> _Prompt_
Return the number of lines holding "Today", with nothing added.

(Dataset items)
-- start --
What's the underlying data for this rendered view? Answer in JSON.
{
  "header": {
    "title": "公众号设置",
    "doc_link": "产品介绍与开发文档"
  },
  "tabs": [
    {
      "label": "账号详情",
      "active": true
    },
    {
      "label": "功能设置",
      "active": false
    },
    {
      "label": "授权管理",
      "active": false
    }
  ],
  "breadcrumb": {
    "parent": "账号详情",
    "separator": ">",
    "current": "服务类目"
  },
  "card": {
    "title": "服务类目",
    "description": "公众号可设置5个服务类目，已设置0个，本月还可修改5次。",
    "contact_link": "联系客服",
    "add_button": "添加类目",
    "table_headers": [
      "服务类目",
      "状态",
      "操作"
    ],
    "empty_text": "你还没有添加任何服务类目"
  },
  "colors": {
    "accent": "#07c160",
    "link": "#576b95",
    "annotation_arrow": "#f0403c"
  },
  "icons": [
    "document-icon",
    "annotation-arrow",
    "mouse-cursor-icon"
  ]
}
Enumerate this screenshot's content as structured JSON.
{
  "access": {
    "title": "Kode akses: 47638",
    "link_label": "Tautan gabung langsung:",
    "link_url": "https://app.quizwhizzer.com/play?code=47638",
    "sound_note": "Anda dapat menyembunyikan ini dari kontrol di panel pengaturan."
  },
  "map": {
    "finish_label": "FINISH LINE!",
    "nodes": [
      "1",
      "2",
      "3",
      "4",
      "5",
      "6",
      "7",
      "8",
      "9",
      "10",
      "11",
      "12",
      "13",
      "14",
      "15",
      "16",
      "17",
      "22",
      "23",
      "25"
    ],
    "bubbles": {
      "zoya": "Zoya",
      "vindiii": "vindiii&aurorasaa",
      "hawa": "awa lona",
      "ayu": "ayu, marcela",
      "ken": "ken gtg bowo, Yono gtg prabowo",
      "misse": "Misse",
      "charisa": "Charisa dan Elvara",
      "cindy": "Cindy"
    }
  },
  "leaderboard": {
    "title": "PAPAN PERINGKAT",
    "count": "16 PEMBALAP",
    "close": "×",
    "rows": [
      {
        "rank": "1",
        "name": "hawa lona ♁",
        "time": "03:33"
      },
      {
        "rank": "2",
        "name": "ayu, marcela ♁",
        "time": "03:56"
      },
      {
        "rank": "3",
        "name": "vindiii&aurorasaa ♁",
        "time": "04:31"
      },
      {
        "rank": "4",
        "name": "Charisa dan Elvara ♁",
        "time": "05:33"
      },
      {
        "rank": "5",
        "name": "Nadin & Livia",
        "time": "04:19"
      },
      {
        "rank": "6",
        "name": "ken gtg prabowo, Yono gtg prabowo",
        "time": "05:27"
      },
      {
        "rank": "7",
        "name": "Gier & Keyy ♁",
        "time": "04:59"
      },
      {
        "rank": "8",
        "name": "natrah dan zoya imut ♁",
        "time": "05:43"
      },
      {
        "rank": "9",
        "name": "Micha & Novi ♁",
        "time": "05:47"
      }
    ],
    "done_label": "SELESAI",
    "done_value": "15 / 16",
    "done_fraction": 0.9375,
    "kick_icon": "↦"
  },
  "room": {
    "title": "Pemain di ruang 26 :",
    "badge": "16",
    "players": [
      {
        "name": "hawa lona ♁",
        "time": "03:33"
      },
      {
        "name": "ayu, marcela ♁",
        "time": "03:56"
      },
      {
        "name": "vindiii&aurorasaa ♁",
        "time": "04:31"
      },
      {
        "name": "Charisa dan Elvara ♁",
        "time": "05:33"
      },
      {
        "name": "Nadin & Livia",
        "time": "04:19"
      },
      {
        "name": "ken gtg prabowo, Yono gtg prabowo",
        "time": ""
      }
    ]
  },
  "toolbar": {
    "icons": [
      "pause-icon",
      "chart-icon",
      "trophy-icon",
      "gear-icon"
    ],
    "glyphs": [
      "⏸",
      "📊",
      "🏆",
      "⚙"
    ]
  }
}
-- end --
-- start --
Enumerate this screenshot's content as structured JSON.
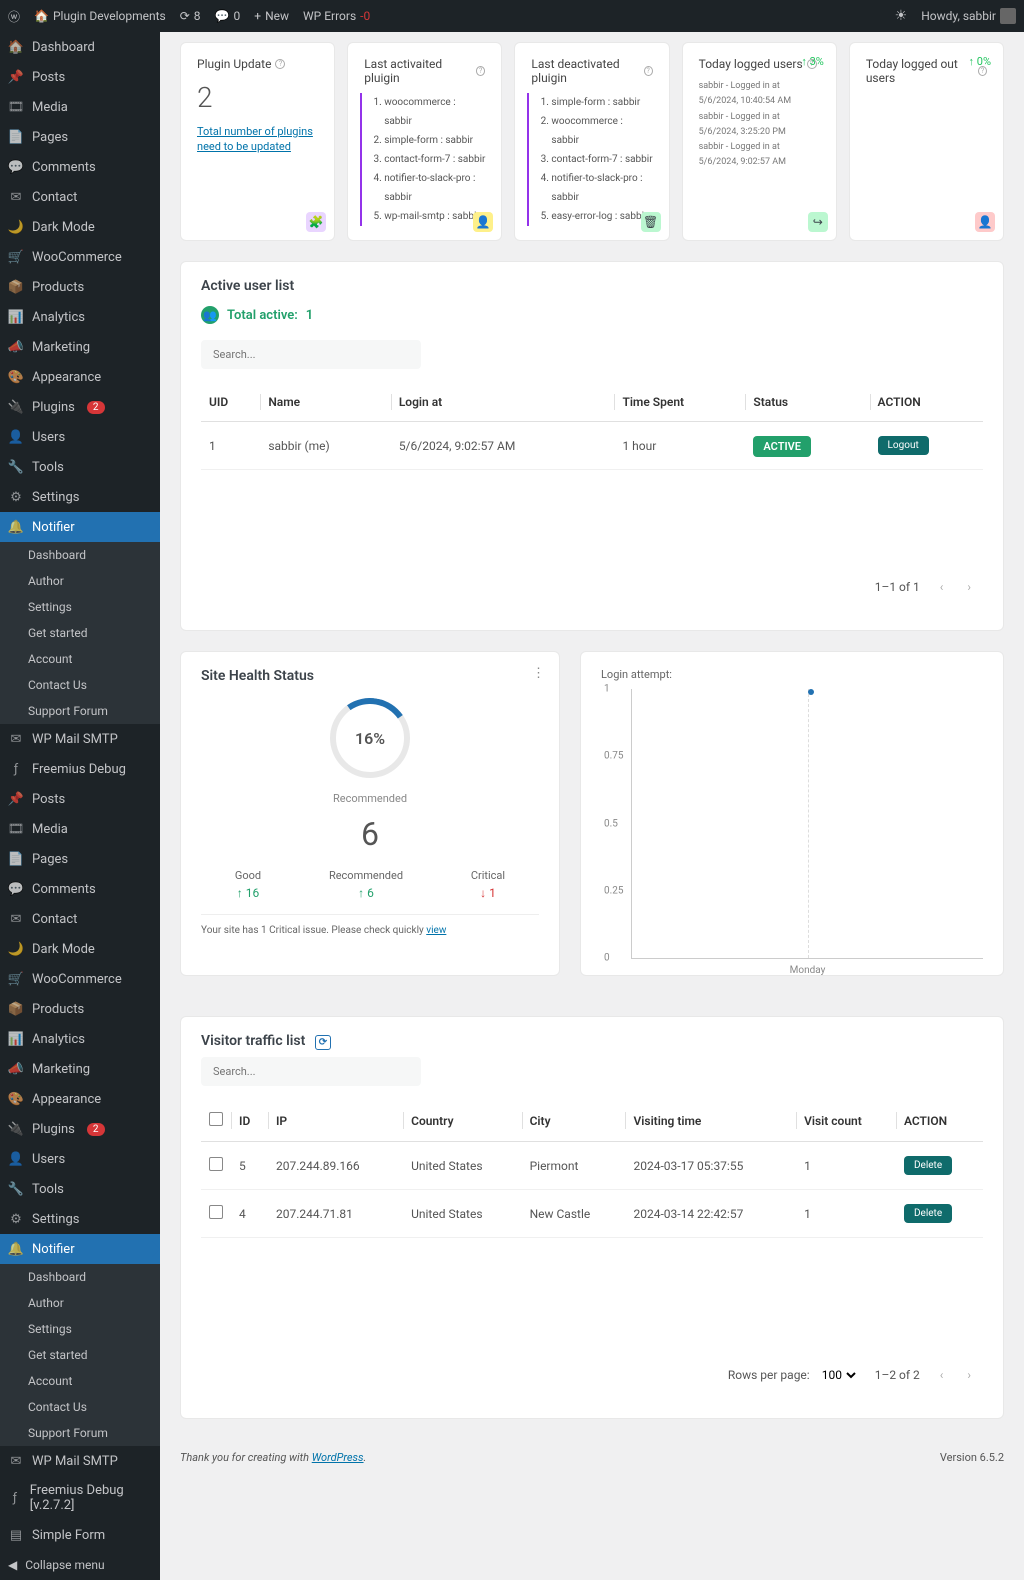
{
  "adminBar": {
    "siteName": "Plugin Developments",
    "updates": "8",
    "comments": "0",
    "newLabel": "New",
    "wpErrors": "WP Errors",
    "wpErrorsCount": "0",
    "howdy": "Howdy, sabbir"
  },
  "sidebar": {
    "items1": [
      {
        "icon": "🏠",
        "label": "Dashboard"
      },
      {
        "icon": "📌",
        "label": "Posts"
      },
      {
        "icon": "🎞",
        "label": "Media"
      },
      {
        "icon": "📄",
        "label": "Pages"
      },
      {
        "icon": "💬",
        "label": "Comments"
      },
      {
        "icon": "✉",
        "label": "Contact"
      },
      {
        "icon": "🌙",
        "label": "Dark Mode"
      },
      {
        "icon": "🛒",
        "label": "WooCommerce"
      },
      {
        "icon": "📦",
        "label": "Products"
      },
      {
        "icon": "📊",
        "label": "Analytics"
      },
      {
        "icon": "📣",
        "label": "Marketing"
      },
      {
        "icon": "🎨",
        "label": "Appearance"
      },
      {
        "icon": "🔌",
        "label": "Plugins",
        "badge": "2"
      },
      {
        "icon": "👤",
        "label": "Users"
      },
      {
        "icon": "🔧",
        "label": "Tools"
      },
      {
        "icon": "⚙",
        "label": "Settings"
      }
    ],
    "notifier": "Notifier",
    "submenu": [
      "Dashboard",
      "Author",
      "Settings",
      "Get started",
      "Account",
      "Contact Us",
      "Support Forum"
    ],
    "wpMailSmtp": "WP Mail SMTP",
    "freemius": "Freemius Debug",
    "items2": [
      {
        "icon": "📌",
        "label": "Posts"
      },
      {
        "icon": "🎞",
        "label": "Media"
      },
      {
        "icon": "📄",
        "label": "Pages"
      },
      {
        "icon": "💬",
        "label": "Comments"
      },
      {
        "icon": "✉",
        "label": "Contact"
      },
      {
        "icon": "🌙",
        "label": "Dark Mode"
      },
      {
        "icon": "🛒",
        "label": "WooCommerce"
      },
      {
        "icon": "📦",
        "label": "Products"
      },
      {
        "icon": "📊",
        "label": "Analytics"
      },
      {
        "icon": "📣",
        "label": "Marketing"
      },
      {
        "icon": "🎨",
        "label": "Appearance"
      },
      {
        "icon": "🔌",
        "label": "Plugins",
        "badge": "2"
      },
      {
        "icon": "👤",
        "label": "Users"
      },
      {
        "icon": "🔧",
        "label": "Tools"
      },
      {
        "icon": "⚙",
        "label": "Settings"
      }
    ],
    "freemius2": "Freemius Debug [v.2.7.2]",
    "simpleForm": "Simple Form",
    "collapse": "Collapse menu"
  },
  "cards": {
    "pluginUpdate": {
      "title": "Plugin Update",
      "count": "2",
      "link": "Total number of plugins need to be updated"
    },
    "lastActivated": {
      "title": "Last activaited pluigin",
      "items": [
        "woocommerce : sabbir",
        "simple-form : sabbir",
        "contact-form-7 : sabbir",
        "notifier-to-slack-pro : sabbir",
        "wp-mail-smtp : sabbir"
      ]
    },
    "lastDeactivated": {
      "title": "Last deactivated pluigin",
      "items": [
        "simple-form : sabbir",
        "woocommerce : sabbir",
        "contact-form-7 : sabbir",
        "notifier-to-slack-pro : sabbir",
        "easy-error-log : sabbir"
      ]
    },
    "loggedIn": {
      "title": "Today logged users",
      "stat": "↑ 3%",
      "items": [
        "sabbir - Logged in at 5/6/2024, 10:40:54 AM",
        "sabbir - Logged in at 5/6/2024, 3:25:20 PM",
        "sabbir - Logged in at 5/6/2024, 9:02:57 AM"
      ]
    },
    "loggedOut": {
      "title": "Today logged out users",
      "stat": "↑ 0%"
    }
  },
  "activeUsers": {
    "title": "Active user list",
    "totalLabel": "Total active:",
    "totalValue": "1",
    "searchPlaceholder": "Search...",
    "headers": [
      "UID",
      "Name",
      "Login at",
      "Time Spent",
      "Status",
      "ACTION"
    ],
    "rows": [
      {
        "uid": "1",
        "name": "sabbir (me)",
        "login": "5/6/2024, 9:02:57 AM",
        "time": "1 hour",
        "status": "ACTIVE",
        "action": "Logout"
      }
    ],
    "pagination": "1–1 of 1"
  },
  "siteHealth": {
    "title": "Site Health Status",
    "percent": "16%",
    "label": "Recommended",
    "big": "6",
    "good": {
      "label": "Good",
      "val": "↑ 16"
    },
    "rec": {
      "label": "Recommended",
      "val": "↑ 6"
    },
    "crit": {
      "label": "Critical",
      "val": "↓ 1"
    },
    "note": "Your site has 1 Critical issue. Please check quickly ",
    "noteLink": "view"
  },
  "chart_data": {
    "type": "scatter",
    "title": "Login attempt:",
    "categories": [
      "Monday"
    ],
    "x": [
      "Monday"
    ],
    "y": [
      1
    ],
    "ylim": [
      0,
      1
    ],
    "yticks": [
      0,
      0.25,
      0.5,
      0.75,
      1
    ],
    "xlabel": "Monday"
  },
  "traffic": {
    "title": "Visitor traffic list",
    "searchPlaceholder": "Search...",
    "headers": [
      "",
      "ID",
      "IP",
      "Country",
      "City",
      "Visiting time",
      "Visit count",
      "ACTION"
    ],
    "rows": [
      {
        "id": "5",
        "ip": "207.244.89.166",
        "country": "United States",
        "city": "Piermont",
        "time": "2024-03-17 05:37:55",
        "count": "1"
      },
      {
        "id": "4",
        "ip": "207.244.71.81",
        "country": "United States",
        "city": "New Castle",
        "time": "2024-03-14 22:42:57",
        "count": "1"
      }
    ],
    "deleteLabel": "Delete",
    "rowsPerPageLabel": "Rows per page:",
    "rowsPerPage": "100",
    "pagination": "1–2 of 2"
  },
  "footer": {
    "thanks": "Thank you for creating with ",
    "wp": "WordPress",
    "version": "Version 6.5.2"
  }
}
-- end --
> _Solution to the problem_
2